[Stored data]
_ _ _ _

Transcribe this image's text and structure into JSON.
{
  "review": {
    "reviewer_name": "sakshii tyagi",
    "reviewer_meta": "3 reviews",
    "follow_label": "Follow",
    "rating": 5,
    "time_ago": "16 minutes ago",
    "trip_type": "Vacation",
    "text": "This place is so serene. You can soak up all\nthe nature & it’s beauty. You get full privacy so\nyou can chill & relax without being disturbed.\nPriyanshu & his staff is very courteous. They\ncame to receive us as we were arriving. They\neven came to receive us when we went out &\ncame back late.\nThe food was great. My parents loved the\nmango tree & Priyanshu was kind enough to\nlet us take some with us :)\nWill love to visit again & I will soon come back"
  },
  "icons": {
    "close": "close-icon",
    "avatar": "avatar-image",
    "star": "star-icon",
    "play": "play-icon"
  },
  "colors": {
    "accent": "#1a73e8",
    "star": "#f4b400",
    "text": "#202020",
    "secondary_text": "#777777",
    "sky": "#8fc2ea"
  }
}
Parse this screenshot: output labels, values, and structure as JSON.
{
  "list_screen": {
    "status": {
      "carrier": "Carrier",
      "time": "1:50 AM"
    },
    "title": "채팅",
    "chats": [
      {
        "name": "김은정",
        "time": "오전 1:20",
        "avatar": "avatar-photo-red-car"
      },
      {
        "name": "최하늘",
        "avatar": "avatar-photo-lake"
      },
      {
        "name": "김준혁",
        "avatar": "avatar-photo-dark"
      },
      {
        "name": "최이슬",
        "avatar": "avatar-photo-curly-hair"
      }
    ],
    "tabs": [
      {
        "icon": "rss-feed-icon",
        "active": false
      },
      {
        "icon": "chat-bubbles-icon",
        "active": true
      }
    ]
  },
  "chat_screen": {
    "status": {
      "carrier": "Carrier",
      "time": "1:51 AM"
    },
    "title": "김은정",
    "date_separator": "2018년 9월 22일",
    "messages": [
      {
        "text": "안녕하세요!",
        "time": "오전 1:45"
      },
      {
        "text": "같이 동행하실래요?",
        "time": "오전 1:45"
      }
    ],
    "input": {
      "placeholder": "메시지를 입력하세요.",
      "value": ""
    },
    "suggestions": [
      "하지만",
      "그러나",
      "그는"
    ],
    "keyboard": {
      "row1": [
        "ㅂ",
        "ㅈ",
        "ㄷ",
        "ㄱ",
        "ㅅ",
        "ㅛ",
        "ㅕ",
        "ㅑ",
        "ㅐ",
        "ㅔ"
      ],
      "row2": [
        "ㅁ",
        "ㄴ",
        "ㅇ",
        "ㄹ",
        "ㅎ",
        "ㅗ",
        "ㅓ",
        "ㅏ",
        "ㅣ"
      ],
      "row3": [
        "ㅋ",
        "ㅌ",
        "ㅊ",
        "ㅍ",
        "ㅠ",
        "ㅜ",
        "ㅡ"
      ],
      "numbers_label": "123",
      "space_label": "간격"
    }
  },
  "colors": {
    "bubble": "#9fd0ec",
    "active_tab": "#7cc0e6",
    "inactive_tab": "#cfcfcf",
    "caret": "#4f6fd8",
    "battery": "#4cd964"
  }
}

_ _ _ _

Each entry above is to be printed again exactly.

Transcribe this image's text and structure into JSON.
{
  "review": {
    "reviewer_name": "sakshii tyagi",
    "reviewer_meta": "3 reviews",
    "follow_label": "Follow",
    "rating": 5,
    "time_ago": "16 minutes ago",
    "trip_type": "Vacation",
    "text": "This place is so serene. You can soak up all\nthe nature & it’s beauty. You get full privacy so\nyou can chill & relax without being disturbed.\nPriyanshu & his staff is very courteous. They\ncame to receive us as we were arriving. They\neven came to receive us when we went out &\ncame back late.\nThe food was great. My parents loved the\nmango tree & Priyanshu was kind enough to\nlet us take some with us :)\nWill love to visit again & I will soon come back"
  },
  "icons": {
    "close": "close-icon",
    "avatar": "avatar-image",
    "star": "star-icon",
    "play": "play-icon"
  },
  "colors": {
    "accent": "#1a73e8",
    "star": "#f4b400",
    "text": "#202020",
    "secondary_text": "#777777",
    "sky": "#8fc2ea"
  }
}
Parse this screenshot: output labels, values, and structure as JSON.
{
  "list_screen": {
    "status": {
      "carrier": "Carrier",
      "time": "1:50 AM"
    },
    "title": "채팅",
    "chats": [
      {
        "name": "김은정",
        "time": "오전 1:20",
        "avatar": "avatar-photo-red-car"
      },
      {
        "name": "최하늘",
        "avatar": "avatar-photo-lake"
      },
      {
        "name": "김준혁",
        "avatar": "avatar-photo-dark"
      },
      {
        "name": "최이슬",
        "avatar": "avatar-photo-curly-hair"
      }
    ],
    "tabs": [
      {
        "icon": "rss-feed-icon",
        "active": false
      },
      {
        "icon": "chat-bubbles-icon",
        "active": true
      }
    ]
  },
  "chat_screen": {
    "status": {
      "carrier": "Carrier",
      "time": "1:51 AM"
    },
    "title": "김은정",
    "date_separator": "2018년 9월 22일",
    "messages": [
      {
        "text": "안녕하세요!",
        "time": "오전 1:45"
      },
      {
        "text": "같이 동행하실래요?",
        "time": "오전 1:45"
      }
    ],
    "input": {
      "placeholder": "메시지를 입력하세요.",
      "value": ""
    },
    "suggestions": [
      "하지만",
      "그러나",
      "그는"
    ],
    "keyboard": {
      "row1": [
        "ㅂ",
        "ㅈ",
        "ㄷ",
        "ㄱ",
        "ㅅ",
        "ㅛ",
        "ㅕ",
        "ㅑ",
        "ㅐ",
        "ㅔ"
      ],
      "row2": [
        "ㅁ",
        "ㄴ",
        "ㅇ",
        "ㄹ",
        "ㅎ",
        "ㅗ",
        "ㅓ",
        "ㅏ",
        "ㅣ"
      ],
      "row3": [
        "ㅋ",
        "ㅌ",
        "ㅊ",
        "ㅍ",
        "ㅠ",
        "ㅜ",
        "ㅡ"
      ],
      "numbers_label": "123",
      "space_label": "간격"
    }
  },
  "colors": {
    "bubble": "#9fd0ec",
    "active_tab": "#7cc0e6",
    "inactive_tab": "#cfcfcf",
    "caret": "#4f6fd8",
    "battery": "#4cd964"
  }
}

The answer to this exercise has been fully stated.